### Your goal
Find the word "name" in the records below. List each line containing it.

### Figure record extracts

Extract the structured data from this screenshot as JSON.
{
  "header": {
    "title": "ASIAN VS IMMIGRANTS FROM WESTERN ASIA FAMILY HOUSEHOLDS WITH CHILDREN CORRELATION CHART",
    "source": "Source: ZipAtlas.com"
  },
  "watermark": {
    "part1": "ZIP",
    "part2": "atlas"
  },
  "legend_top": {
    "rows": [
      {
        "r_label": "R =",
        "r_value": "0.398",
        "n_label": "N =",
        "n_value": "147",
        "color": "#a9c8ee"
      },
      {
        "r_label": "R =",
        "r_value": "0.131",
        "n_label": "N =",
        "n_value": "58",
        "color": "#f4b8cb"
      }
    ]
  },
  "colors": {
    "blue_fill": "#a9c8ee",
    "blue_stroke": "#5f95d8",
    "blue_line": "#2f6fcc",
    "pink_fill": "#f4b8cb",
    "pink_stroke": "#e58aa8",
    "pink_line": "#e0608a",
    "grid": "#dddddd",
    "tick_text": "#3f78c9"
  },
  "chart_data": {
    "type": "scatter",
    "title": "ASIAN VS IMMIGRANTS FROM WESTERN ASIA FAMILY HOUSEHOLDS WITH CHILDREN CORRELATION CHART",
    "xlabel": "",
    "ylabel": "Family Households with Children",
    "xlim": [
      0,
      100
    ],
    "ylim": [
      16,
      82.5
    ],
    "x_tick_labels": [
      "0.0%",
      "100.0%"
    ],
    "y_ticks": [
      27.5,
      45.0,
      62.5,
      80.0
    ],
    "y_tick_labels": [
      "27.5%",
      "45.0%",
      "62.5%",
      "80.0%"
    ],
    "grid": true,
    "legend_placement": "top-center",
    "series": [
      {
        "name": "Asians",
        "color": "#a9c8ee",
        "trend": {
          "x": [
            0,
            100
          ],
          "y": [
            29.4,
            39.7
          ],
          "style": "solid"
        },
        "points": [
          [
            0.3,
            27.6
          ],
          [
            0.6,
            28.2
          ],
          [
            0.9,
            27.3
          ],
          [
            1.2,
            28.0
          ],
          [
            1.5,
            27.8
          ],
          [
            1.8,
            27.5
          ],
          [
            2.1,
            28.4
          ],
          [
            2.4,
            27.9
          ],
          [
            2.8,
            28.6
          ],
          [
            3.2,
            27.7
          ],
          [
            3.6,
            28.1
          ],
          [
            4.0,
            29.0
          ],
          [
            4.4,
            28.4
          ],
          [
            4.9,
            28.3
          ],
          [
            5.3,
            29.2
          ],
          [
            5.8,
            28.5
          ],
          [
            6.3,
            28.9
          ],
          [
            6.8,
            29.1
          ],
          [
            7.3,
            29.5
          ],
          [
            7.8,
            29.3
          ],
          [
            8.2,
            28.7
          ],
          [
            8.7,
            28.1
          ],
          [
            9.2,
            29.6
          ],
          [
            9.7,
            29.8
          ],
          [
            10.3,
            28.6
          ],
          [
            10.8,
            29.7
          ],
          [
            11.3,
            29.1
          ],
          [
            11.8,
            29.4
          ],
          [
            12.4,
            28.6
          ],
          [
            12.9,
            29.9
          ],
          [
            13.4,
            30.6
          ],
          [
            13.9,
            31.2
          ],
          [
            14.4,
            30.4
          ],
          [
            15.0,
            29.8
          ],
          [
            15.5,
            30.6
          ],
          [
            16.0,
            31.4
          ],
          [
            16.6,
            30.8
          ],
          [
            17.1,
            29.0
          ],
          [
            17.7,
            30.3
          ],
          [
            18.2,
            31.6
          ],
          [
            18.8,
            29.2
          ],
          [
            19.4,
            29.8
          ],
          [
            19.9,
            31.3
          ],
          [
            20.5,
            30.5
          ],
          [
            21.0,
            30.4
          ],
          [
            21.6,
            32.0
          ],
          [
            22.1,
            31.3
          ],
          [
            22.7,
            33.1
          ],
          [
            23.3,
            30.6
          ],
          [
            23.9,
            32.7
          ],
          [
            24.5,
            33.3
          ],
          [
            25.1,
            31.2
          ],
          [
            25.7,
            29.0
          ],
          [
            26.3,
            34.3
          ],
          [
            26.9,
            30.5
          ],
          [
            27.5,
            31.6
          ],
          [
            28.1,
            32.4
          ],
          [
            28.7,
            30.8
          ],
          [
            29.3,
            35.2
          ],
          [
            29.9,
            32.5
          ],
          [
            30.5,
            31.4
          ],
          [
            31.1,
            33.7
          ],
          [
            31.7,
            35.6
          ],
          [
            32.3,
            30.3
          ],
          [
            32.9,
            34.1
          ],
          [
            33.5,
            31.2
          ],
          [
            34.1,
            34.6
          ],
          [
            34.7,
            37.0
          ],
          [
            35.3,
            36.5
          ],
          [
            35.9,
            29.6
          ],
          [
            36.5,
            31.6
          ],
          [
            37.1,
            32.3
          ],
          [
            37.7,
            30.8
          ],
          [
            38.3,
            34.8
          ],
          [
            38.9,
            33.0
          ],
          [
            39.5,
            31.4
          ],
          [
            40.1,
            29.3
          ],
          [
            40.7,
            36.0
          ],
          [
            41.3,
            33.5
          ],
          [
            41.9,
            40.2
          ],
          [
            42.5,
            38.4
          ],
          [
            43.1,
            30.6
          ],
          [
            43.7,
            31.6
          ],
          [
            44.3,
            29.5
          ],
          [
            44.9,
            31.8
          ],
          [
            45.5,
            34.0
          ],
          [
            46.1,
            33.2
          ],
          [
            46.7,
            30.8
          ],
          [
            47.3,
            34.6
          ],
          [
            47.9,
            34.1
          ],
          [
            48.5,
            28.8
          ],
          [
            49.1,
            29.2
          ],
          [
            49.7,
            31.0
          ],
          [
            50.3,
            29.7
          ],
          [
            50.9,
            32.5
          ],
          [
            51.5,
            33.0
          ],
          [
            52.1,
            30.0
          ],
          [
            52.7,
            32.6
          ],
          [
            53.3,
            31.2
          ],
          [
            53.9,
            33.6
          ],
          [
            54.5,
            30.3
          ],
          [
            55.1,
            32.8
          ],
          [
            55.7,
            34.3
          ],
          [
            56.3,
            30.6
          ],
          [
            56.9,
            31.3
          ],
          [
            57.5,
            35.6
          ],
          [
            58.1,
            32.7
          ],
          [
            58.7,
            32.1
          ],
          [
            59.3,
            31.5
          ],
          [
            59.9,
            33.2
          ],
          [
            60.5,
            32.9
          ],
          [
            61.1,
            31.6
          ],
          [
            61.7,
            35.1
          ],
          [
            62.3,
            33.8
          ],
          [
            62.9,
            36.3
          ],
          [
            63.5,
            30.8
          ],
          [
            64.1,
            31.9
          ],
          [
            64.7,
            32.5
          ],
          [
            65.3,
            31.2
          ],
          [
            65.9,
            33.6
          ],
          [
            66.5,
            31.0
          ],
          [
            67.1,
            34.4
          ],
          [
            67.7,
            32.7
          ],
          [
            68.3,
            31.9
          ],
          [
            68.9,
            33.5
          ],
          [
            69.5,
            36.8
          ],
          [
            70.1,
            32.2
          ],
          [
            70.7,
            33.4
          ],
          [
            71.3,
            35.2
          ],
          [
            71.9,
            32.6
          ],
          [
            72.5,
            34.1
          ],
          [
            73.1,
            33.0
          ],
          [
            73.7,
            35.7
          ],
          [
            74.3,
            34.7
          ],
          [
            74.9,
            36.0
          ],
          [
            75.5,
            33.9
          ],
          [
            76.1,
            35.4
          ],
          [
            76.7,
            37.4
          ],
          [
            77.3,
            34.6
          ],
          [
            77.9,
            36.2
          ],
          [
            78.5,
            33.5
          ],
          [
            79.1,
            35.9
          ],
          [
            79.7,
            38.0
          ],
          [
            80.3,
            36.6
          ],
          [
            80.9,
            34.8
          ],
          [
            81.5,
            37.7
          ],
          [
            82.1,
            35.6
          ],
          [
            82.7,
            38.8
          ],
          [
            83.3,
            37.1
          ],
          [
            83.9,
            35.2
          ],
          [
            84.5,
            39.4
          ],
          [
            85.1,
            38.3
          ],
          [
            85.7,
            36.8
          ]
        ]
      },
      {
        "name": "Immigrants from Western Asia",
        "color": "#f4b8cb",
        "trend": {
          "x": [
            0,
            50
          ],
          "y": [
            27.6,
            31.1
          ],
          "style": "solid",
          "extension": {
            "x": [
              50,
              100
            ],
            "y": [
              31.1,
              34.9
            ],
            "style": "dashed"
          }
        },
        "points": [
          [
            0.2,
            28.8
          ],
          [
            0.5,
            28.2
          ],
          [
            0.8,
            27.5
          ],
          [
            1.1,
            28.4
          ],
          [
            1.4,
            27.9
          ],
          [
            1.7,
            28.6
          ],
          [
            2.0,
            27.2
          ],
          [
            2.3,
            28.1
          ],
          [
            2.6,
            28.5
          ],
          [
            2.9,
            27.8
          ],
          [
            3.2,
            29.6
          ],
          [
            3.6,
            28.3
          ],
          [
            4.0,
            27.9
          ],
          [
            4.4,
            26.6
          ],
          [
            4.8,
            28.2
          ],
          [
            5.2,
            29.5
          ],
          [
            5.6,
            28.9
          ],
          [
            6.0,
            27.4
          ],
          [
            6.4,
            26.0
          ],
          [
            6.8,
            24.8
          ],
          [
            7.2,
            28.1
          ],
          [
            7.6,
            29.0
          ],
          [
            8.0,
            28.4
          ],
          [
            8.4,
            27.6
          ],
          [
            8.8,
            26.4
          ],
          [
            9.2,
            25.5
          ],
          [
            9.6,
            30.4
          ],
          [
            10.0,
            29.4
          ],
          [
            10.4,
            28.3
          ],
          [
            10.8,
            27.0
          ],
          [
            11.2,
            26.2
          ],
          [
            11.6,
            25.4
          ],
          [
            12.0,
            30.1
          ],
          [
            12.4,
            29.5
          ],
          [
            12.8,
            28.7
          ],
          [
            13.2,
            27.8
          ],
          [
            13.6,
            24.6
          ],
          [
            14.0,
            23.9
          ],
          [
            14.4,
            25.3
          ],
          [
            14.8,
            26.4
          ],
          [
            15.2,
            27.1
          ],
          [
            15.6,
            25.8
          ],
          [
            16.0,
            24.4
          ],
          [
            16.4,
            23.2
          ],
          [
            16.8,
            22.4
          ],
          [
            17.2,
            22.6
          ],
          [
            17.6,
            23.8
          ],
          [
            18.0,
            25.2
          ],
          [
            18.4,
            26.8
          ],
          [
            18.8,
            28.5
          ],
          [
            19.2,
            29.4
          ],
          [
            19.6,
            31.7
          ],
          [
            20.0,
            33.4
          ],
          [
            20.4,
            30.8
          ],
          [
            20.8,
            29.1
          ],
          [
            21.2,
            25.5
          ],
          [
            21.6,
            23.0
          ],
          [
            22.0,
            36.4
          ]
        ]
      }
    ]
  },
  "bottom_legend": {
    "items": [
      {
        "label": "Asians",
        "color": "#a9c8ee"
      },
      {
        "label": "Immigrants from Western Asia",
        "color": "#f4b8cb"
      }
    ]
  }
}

### Problem solution
        "name": "Asians",
        "name": "Immigrants from Western Asia",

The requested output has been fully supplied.